§ AIM OF THE EXERCISE
Return a copy of each line that holds the string "text".

(Data records)
+ + +

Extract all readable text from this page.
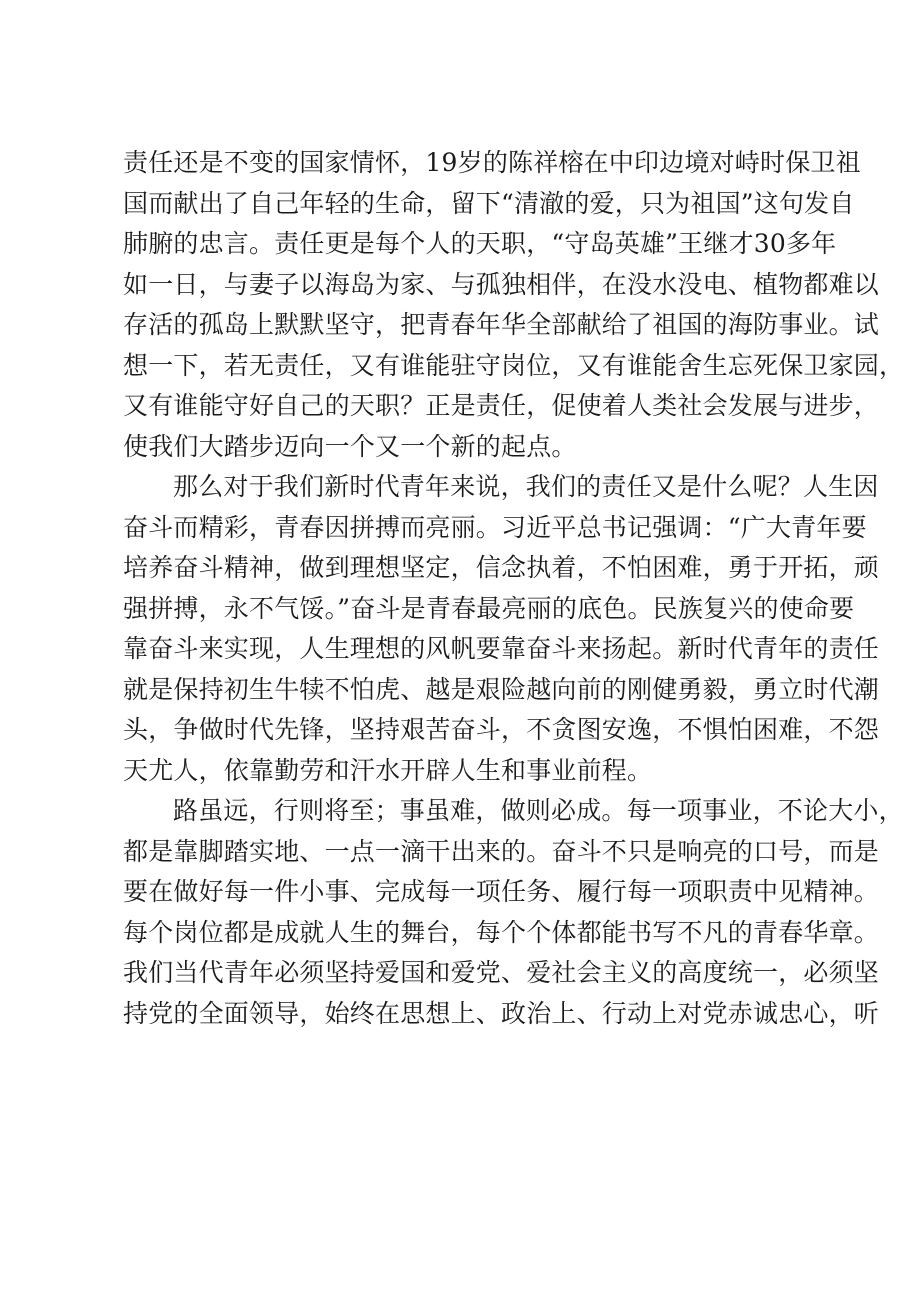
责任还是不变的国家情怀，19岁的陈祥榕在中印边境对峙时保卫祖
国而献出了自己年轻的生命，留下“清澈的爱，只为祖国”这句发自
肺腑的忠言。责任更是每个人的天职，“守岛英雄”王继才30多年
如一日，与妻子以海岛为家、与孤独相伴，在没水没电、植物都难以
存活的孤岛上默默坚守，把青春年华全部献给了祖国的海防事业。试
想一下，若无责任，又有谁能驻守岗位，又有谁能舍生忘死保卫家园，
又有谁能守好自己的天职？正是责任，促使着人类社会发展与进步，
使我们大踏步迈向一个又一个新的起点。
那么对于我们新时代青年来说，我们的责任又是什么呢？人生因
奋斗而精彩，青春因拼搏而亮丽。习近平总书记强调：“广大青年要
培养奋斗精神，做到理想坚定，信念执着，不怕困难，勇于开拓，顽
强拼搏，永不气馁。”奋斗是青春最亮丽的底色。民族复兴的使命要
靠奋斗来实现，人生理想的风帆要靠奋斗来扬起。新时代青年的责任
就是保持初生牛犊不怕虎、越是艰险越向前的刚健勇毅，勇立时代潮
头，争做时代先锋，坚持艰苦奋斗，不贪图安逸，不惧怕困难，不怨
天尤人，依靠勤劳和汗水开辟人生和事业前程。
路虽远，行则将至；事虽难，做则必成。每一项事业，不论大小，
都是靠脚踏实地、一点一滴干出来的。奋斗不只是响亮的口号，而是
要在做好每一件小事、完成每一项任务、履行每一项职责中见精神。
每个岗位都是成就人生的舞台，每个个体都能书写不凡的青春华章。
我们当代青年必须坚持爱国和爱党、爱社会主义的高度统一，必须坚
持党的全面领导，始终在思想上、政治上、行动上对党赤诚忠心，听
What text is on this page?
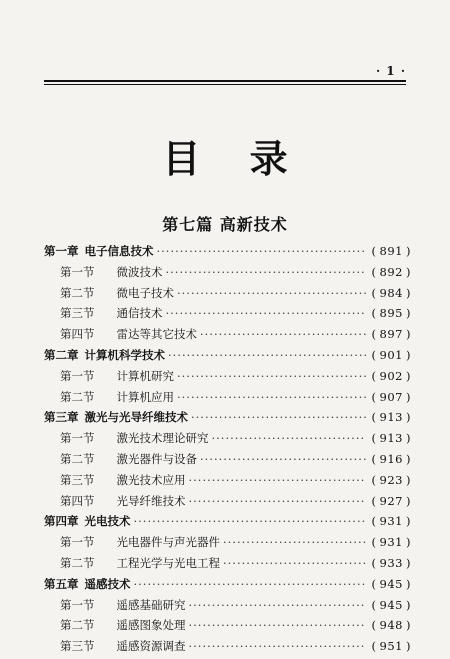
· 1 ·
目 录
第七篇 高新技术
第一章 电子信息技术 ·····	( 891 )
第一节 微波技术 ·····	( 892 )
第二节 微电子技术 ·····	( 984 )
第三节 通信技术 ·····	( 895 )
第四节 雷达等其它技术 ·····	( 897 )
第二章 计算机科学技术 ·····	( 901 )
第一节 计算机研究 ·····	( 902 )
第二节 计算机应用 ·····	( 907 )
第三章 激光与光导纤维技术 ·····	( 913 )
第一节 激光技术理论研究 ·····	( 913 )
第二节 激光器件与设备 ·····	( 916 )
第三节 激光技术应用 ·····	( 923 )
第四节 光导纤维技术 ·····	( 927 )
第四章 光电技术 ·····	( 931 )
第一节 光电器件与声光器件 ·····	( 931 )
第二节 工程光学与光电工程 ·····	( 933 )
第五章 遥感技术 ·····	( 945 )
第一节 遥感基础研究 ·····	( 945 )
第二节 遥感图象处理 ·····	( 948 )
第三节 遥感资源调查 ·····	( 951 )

+ + +

§ RESULT
Extract all readable text from this page.
What text is on this page?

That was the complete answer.